**Challenge**
Go through the data below and gather each line containing "region".

**Collected data entries**
####################
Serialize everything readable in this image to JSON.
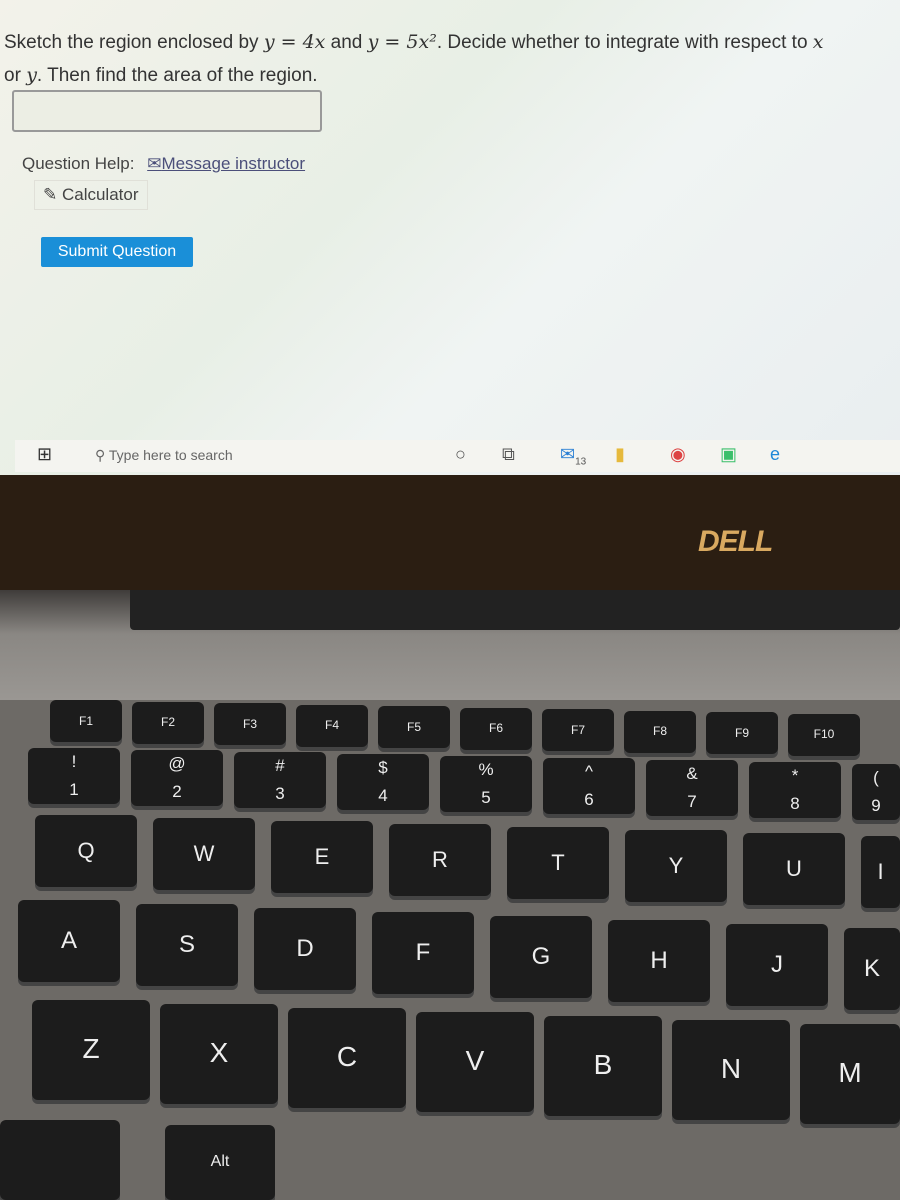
{
  "question": {
    "text_before": "Sketch the region enclosed by ",
    "eq1": "y = 4x",
    "mid": " and ",
    "eq2": "y = 5x²",
    "text_after": ". Decide whether to integrate with respect to ",
    "var_x": "x",
    "line2_pre": "or ",
    "var_y": "y",
    "line2_post": ". Then find the area of the region."
  },
  "answer": {
    "value": ""
  },
  "help": {
    "label": "Question Help:",
    "message": "Message instructor",
    "calculator": "Calculator"
  },
  "submit_label": "Submit Question",
  "taskbar": {
    "search_placeholder": "Type here to search",
    "mail_badge": "13"
  },
  "bezel": {
    "logo": "DELL"
  },
  "keyboard": {
    "fn_row": [
      "F1",
      "F2",
      "F3",
      "F4",
      "F5",
      "F6",
      "F7",
      "F8",
      "F9",
      "F10"
    ],
    "number_row": [
      [
        "!",
        "1"
      ],
      [
        "@",
        "2"
      ],
      [
        "#",
        "3"
      ],
      [
        "$",
        "4"
      ],
      [
        "%",
        "5"
      ],
      [
        "^",
        "6"
      ],
      [
        "&",
        "7"
      ],
      [
        "*",
        "8"
      ],
      [
        "(",
        "9"
      ]
    ],
    "qwerty_row": [
      "Q",
      "W",
      "E",
      "R",
      "T",
      "Y",
      "U",
      "I"
    ],
    "home_row": [
      "A",
      "S",
      "D",
      "F",
      "G",
      "H",
      "J",
      "K"
    ],
    "bottom_row": [
      "Z",
      "X",
      "C",
      "V",
      "B",
      "N",
      "M"
    ],
    "alt_label": "Alt"
  }
}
####################
**Response to this exercise**
    "text_before": "Sketch the region enclosed by ",
    "line2_post": ". Then find the area of the region."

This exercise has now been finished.